◆ Aim ◆
Print the entire listing. Each line must match the original exactly.

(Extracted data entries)
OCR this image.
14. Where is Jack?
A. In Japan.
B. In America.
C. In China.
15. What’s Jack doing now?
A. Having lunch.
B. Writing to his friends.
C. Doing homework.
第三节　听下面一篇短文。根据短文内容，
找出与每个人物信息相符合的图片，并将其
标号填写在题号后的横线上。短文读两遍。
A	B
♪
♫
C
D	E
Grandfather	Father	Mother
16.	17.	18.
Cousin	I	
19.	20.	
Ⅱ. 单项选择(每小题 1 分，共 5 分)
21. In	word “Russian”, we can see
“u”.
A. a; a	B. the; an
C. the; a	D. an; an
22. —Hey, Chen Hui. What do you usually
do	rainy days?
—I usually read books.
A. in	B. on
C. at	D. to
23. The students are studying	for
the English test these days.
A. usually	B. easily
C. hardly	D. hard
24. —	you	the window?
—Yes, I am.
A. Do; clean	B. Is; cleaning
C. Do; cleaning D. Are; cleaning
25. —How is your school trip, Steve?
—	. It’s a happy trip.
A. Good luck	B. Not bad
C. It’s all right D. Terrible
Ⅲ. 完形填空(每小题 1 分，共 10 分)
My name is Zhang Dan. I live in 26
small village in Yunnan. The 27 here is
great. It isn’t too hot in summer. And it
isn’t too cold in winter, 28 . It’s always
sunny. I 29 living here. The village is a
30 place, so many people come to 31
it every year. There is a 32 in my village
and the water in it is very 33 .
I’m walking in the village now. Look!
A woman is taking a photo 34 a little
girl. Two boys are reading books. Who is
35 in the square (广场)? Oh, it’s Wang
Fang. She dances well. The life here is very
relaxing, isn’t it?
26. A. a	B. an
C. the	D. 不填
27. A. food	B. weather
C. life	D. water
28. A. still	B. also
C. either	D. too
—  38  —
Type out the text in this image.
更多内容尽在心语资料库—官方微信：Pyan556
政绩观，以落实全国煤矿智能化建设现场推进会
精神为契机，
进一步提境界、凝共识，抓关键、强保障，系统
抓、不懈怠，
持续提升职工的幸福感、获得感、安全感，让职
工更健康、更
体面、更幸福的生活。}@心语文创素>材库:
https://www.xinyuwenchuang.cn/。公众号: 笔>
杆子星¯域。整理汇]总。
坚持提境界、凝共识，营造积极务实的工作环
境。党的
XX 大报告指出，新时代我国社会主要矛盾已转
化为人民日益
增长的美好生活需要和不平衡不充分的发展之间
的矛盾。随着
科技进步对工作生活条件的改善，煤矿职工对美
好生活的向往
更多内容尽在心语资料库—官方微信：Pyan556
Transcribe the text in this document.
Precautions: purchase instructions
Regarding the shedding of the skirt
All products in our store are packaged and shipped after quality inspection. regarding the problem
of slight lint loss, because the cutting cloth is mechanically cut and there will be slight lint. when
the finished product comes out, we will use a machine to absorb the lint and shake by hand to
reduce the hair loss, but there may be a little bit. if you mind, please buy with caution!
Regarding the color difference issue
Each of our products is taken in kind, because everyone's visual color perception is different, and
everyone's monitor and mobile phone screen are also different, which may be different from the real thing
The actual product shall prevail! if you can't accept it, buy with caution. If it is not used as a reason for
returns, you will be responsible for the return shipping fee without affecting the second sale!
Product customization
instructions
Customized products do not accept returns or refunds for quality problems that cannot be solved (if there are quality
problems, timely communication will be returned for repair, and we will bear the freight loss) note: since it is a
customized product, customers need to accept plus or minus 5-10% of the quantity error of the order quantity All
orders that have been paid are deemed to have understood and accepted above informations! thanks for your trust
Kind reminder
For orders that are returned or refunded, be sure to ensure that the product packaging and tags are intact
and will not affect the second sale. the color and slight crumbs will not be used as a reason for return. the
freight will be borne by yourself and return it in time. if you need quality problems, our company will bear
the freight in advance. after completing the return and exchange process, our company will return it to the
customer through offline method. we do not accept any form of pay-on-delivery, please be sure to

◆ Written answer ◆
OCR this image.
14. Where is Jack?
A. In Japan.
B. In America.
C. In China.
15. What’s Jack doing now?
A. Having lunch.
B. Writing to his friends.
C. Doing homework.
第三节　听下面一篇短文。根据短文内容，
找出与每个人物信息相符合的图片，并将其
标号填写在题号后的横线上。短文读两遍。
A	B
♪
♫
C
D	E
Grandfather	Father	Mother
16.	17.	18.
Cousin	I	
19.	20.	
Ⅱ. 单项选择(每小题 1 分，共 5 分)
21. In	word “Russian”, we can see
“u”.
A. a; a	B. the; an
C. the; a	D. an; an
22. —Hey, Chen Hui. What do you usually
do	rainy days?
—I usually read books.
A. in	B. on
C. at	D. to
23. The students are studying	for
the English test these days.
A. usually	B. easily
C. hardly	D. hard
24. —	you	the window?
—Yes, I am.
A. Do; clean	B. Is; cleaning
C. Do; cleaning D. Are; cleaning
25. —How is your school trip, Steve?
—	. It’s a happy trip.
A. Good luck	B. Not bad
C. It’s all right D. Terrible
Ⅲ. 完形填空(每小题 1 分，共 10 分)
My name is Zhang Dan. I live in 26
small village in Yunnan. The 27 here is
great. It isn’t too hot in summer. And it
isn’t too cold in winter, 28 . It’s always
sunny. I 29 living here. The village is a
30 place, so many people come to 31
it every year. There is a 32 in my village
and the water in it is very 33 .
I’m walking in the village now. Look!
A woman is taking a photo 34 a little
girl. Two boys are reading books. Who is
35 in the square (广场)? Oh, it’s Wang
Fang. She dances well. The life here is very
relaxing, isn’t it?
26. A. a	B. an
C. the	D. 不填
27. A. food	B. weather
C. life	D. water
28. A. still	B. also
C. either	D. too
—  38  —
Type out the text in this image.
更多内容尽在心语资料库—官方微信：Pyan556
政绩观，以落实全国煤矿智能化建设现场推进会
精神为契机，
进一步提境界、凝共识，抓关键、强保障，系统
抓、不懈怠，
持续提升职工的幸福感、获得感、安全感，让职
工更健康、更
体面、更幸福的生活。}@心语文创素>材库:
https://www.xinyuwenchuang.cn/。公众号: 笔>
杆子星¯域。整理汇]总。
坚持提境界、凝共识，营造积极务实的工作环
境。党的
XX 大报告指出，新时代我国社会主要矛盾已转
化为人民日益
增长的美好生活需要和不平衡不充分的发展之间
的矛盾。随着
科技进步对工作生活条件的改善，煤矿职工对美
好生活的向往
更多内容尽在心语资料库—官方微信：Pyan556
Transcribe the text in this document.
Precautions: purchase instructions
Regarding the shedding of the skirt
All products in our store are packaged and shipped after quality inspection. regarding the problem
of slight lint loss, because the cutting cloth is mechanically cut and there will be slight lint. when
the finished product comes out, we will use a machine to absorb the lint and shake by hand to
reduce the hair loss, but there may be a little bit. if you mind, please buy with caution!
Regarding the color difference issue
Each of our products is taken in kind, because everyone's visual color perception is different, and
everyone's monitor and mobile phone screen are also different, which may be different from the real thing
The actual product shall prevail! if you can't accept it, buy with caution. If it is not used as a reason for
returns, you will be responsible for the return shipping fee without affecting the second sale!
Product customization
instructions
Customized products do not accept returns or refunds for quality problems that cannot be solved (if there are quality
problems, timely communication will be returned for repair, and we will bear the freight loss) note: since it is a
customized product, customers need to accept plus or minus 5-10% of the quantity error of the order quantity All
orders that have been paid are deemed to have understood and accepted above informations! thanks for your trust
Kind reminder
For orders that are returned or refunded, be sure to ensure that the product packaging and tags are intact
and will not affect the second sale. the color and slight crumbs will not be used as a reason for return. the
freight will be borne by yourself and return it in time. if you need quality problems, our company will bear
the freight in advance. after completing the return and exchange process, our company will return it to the
customer through offline method. we do not accept any form of pay-on-delivery, please be sure to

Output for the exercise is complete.